• [WHAT THE EXERCISE ASKS] Locate the word "description" in the entries below, then gather every line that holds it.
[Begin LISTED ENTRIES]
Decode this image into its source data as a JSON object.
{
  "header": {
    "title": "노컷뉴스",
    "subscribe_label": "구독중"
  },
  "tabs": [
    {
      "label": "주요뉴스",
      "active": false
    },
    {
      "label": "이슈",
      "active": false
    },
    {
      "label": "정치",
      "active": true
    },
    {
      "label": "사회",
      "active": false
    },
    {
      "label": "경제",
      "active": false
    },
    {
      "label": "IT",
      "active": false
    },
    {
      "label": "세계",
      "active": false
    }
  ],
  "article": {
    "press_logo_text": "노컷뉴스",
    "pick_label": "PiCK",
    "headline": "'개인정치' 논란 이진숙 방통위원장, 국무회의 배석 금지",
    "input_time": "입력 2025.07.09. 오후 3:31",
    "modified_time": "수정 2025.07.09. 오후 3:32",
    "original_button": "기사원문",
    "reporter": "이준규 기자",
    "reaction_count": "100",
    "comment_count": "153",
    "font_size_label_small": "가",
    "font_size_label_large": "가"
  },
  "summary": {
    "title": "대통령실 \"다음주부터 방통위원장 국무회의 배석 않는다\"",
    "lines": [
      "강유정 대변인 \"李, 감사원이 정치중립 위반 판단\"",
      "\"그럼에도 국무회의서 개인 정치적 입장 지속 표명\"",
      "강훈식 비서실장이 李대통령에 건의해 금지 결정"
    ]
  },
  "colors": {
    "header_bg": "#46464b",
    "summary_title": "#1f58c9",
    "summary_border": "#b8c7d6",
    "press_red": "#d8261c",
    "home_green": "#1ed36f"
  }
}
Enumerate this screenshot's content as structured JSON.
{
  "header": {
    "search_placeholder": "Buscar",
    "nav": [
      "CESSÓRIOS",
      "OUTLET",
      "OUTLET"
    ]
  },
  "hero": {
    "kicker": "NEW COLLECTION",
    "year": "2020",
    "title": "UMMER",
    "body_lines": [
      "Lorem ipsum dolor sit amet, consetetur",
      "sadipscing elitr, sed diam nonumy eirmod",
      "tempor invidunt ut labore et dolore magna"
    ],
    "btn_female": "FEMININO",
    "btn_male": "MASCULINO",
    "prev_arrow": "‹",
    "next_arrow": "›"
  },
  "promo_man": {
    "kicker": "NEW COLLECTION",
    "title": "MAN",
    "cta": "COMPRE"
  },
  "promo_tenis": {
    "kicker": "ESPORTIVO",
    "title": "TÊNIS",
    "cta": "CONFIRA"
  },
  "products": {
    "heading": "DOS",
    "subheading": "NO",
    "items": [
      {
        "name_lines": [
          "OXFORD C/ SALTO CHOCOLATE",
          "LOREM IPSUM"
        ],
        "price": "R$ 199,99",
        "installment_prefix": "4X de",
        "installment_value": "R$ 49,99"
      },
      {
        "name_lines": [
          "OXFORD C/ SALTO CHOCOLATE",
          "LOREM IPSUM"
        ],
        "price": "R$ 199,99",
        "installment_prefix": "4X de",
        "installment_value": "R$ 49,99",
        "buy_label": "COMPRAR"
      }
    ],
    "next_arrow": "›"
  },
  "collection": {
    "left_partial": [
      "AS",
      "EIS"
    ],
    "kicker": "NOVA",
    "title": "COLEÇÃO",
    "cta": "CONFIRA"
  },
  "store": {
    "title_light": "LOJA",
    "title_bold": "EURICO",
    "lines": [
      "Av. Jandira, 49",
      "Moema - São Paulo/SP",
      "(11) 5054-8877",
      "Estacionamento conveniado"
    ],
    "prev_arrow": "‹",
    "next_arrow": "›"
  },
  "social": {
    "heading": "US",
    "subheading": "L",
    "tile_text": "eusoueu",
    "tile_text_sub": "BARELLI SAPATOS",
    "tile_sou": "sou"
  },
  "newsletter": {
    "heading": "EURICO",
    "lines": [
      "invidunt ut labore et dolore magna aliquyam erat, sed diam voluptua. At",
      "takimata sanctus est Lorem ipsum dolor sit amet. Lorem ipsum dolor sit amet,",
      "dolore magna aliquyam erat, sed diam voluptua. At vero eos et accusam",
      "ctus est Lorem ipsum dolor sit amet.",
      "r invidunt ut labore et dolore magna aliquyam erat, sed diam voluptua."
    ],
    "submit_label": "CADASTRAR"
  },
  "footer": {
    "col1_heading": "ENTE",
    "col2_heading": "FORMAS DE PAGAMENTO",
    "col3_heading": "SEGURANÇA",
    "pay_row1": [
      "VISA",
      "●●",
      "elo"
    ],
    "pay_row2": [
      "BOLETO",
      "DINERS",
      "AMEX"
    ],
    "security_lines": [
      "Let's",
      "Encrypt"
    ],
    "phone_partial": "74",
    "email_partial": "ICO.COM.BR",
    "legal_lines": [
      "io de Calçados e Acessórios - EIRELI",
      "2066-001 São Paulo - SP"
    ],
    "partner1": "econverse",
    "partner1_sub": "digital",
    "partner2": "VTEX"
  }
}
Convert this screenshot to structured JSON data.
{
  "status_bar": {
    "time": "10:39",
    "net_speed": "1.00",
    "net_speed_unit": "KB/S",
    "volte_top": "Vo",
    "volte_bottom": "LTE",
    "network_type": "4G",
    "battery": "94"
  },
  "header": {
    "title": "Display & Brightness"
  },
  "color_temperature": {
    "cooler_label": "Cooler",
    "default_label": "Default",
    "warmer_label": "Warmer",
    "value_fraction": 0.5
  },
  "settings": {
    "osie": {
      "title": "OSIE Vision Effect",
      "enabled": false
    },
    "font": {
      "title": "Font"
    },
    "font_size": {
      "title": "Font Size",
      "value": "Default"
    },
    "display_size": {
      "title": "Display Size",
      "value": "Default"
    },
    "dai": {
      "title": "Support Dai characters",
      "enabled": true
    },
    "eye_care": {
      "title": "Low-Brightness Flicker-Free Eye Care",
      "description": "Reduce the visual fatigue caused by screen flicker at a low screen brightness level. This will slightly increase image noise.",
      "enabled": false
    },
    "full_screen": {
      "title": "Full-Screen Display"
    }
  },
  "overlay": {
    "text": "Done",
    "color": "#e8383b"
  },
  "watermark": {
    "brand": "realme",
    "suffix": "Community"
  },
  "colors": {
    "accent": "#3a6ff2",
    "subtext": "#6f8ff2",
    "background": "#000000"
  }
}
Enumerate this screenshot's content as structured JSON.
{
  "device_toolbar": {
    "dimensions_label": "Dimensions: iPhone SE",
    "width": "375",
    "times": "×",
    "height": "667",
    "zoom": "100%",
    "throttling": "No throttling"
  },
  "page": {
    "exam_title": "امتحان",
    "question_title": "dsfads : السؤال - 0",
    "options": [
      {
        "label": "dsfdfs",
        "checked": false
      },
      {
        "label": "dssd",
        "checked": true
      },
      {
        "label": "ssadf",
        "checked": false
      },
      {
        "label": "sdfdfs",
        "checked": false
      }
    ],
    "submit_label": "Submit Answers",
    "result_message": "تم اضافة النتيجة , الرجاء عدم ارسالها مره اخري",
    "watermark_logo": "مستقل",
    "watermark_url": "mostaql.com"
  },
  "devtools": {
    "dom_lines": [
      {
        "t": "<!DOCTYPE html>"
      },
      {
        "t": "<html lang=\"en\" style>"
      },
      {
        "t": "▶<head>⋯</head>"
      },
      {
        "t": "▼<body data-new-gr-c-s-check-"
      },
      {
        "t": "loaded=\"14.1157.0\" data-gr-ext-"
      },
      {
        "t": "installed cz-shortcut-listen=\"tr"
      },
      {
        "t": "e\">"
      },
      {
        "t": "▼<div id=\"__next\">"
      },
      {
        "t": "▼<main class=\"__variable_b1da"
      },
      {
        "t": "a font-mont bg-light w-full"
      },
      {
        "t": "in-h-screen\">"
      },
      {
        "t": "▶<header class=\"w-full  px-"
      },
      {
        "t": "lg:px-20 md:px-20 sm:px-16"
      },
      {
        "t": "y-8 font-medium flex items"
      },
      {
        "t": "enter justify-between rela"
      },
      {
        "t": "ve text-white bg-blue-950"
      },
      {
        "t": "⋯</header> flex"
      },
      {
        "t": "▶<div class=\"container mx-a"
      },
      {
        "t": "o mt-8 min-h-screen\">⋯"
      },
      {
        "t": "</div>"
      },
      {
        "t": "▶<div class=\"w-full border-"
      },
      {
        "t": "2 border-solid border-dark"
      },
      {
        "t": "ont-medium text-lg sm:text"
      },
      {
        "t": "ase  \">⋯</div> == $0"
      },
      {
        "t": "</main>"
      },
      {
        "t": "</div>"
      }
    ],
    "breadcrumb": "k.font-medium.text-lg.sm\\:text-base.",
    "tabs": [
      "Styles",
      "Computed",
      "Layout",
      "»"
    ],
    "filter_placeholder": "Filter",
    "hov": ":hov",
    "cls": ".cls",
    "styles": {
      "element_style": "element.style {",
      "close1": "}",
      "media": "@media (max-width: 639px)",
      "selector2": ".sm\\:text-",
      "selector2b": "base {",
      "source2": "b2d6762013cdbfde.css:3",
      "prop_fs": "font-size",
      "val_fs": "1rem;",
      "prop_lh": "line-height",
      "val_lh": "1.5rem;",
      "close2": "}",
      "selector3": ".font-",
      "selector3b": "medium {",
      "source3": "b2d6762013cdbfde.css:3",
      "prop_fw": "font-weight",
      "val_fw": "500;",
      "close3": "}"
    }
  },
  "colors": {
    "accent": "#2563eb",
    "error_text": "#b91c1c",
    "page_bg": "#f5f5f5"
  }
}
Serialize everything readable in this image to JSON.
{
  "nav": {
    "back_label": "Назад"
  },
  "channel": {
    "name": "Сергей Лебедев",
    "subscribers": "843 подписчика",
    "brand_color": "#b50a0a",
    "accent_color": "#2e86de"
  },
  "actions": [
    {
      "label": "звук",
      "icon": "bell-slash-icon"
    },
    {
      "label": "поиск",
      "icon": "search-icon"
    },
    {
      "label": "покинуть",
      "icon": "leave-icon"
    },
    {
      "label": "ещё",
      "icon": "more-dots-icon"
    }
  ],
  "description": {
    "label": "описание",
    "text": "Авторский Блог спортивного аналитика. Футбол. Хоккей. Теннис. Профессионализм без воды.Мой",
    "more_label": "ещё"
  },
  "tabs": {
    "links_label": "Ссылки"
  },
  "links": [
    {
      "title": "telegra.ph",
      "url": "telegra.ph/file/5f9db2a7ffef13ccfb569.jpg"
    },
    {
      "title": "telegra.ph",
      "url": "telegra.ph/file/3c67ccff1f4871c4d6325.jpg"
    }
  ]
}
[End LISTED ENTRIES]
• [TASK ANSWER]
      "description": "Reduce the visual fatigue caused by screen flicker at a low screen brightness level. This will slightly increase image noise.",
  "description": {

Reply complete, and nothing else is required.